__WHAT THE TASK REQUIRES__: Which lines below hold the word "grid"? Copy all of them.

(Figure record extracts)
>> Begin

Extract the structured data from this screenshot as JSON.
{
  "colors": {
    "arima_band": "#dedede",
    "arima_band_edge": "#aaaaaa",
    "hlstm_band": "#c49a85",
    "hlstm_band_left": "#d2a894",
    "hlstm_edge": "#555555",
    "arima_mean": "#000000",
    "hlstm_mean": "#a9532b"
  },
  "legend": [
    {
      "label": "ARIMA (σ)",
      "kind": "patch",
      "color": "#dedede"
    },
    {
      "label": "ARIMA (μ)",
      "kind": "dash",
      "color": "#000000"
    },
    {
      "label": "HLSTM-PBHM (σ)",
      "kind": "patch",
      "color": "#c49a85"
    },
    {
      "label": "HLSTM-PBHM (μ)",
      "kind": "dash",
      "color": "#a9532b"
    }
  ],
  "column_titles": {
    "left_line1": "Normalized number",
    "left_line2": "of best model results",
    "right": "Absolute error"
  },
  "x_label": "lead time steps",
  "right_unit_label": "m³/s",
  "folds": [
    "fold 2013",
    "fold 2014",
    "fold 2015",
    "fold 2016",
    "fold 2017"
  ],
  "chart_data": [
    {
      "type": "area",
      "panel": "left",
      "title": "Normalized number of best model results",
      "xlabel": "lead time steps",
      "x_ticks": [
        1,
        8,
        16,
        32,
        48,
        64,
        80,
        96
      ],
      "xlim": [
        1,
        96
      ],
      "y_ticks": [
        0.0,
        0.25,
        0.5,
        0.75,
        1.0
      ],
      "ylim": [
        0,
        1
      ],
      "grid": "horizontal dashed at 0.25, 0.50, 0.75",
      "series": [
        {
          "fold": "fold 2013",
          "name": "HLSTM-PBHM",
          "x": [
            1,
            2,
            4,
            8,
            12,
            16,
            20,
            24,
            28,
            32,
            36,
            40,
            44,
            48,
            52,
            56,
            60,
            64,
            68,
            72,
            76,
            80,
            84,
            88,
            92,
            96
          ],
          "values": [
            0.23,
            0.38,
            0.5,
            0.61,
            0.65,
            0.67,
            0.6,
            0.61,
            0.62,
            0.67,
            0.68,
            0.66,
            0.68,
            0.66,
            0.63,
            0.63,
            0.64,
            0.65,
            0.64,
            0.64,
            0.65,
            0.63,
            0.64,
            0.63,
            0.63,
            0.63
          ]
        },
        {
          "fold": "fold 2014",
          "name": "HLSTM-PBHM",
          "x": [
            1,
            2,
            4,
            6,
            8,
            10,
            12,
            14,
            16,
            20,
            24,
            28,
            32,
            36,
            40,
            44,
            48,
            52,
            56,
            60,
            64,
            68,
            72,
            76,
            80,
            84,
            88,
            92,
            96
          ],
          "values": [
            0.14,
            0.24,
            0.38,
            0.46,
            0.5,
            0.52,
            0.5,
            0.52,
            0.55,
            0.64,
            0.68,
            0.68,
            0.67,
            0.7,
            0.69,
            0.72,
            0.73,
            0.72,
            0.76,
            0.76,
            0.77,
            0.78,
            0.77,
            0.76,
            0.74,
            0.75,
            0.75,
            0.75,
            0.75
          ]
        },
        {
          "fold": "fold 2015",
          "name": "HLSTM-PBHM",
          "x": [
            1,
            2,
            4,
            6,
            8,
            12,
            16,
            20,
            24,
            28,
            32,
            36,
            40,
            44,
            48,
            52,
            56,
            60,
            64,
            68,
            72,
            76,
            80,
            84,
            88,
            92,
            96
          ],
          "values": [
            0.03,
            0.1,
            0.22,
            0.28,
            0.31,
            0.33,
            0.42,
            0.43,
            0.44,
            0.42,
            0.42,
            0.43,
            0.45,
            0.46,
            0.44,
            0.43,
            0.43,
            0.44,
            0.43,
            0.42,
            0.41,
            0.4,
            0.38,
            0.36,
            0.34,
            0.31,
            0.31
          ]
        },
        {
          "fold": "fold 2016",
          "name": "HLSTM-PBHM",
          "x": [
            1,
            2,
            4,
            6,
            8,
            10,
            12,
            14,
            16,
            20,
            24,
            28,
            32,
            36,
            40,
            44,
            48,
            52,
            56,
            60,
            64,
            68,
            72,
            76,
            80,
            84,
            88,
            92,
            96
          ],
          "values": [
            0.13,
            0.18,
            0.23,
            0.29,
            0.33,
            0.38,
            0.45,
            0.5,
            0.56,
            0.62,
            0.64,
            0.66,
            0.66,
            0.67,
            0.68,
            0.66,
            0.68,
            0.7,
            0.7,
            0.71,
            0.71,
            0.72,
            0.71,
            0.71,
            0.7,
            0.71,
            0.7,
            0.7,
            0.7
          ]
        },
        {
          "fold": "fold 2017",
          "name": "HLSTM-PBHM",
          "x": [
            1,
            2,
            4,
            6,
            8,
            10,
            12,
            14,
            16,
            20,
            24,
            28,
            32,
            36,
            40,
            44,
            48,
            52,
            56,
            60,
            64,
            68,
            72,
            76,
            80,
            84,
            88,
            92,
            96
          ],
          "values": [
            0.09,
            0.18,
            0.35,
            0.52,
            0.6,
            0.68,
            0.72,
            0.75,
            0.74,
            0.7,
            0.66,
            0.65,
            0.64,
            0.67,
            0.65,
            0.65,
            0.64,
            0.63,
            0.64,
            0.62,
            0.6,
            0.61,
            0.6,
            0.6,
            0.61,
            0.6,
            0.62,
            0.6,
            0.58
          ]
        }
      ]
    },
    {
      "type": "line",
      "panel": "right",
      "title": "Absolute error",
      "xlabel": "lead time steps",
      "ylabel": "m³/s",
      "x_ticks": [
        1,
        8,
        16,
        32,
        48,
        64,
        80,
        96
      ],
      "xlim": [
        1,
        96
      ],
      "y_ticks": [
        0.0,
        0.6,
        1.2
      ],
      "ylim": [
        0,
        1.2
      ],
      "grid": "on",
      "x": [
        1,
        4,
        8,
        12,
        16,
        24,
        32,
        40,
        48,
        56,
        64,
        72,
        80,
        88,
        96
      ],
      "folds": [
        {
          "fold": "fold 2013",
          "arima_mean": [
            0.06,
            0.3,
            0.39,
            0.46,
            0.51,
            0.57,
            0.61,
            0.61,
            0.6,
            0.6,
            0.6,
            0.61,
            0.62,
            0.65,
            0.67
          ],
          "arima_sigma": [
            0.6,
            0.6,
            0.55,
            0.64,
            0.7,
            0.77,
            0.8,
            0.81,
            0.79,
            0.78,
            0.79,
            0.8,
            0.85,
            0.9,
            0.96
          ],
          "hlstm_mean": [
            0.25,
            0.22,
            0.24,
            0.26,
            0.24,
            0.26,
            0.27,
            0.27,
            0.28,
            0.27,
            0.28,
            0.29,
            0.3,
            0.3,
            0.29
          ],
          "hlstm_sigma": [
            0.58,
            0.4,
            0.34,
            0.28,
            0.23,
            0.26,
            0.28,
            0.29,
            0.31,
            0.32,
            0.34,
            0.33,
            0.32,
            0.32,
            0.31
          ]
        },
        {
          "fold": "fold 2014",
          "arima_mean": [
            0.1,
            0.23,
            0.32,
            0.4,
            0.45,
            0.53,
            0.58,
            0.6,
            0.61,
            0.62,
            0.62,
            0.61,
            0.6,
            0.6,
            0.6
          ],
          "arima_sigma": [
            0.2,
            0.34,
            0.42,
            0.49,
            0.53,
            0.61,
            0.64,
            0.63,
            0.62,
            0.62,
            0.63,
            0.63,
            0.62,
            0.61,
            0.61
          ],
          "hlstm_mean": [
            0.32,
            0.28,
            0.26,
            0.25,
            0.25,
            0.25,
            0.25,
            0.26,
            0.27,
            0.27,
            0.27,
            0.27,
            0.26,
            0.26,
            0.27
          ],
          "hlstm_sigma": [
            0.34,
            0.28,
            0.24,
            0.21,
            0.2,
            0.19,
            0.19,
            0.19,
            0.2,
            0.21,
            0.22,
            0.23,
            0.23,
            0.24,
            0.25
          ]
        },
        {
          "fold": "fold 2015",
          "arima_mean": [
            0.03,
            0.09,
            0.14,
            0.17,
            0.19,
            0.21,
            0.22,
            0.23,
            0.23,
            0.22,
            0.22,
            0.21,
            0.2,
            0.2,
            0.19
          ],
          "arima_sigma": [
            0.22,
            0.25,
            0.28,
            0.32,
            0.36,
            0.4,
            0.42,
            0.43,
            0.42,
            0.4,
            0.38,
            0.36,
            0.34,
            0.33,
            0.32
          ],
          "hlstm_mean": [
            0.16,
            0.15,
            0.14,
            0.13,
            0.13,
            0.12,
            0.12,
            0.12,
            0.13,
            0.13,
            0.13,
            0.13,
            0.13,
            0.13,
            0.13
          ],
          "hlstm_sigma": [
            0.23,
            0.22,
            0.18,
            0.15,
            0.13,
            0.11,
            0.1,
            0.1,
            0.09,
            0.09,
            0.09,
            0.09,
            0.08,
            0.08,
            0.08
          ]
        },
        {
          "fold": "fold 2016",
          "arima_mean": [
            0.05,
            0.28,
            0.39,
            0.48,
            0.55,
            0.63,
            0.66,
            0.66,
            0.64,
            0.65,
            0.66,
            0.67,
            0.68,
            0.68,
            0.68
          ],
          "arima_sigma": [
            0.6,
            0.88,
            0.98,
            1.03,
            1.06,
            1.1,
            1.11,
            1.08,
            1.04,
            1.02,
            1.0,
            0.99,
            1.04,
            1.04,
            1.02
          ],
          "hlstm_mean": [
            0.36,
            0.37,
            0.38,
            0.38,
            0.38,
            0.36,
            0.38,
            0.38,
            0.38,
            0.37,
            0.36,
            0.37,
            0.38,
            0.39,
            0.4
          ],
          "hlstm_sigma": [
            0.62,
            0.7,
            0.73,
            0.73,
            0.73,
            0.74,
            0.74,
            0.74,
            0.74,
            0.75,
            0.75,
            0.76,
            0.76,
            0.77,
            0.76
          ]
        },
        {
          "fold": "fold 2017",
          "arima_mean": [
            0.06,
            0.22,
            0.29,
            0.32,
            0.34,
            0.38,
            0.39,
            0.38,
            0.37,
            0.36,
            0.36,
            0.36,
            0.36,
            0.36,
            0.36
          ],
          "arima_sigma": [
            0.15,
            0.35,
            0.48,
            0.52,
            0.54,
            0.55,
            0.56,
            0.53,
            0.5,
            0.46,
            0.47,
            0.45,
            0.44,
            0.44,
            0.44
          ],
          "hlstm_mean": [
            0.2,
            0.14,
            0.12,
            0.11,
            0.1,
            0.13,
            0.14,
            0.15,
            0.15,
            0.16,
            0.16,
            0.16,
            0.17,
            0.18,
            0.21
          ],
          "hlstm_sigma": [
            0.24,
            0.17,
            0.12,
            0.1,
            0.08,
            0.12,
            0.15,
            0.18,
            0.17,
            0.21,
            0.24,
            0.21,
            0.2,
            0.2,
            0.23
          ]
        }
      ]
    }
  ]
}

>> End

__TASK SOLUTION__:
      "grid": "horizontal dashed at 0.25, 0.50, 0.75",
      "grid": "on",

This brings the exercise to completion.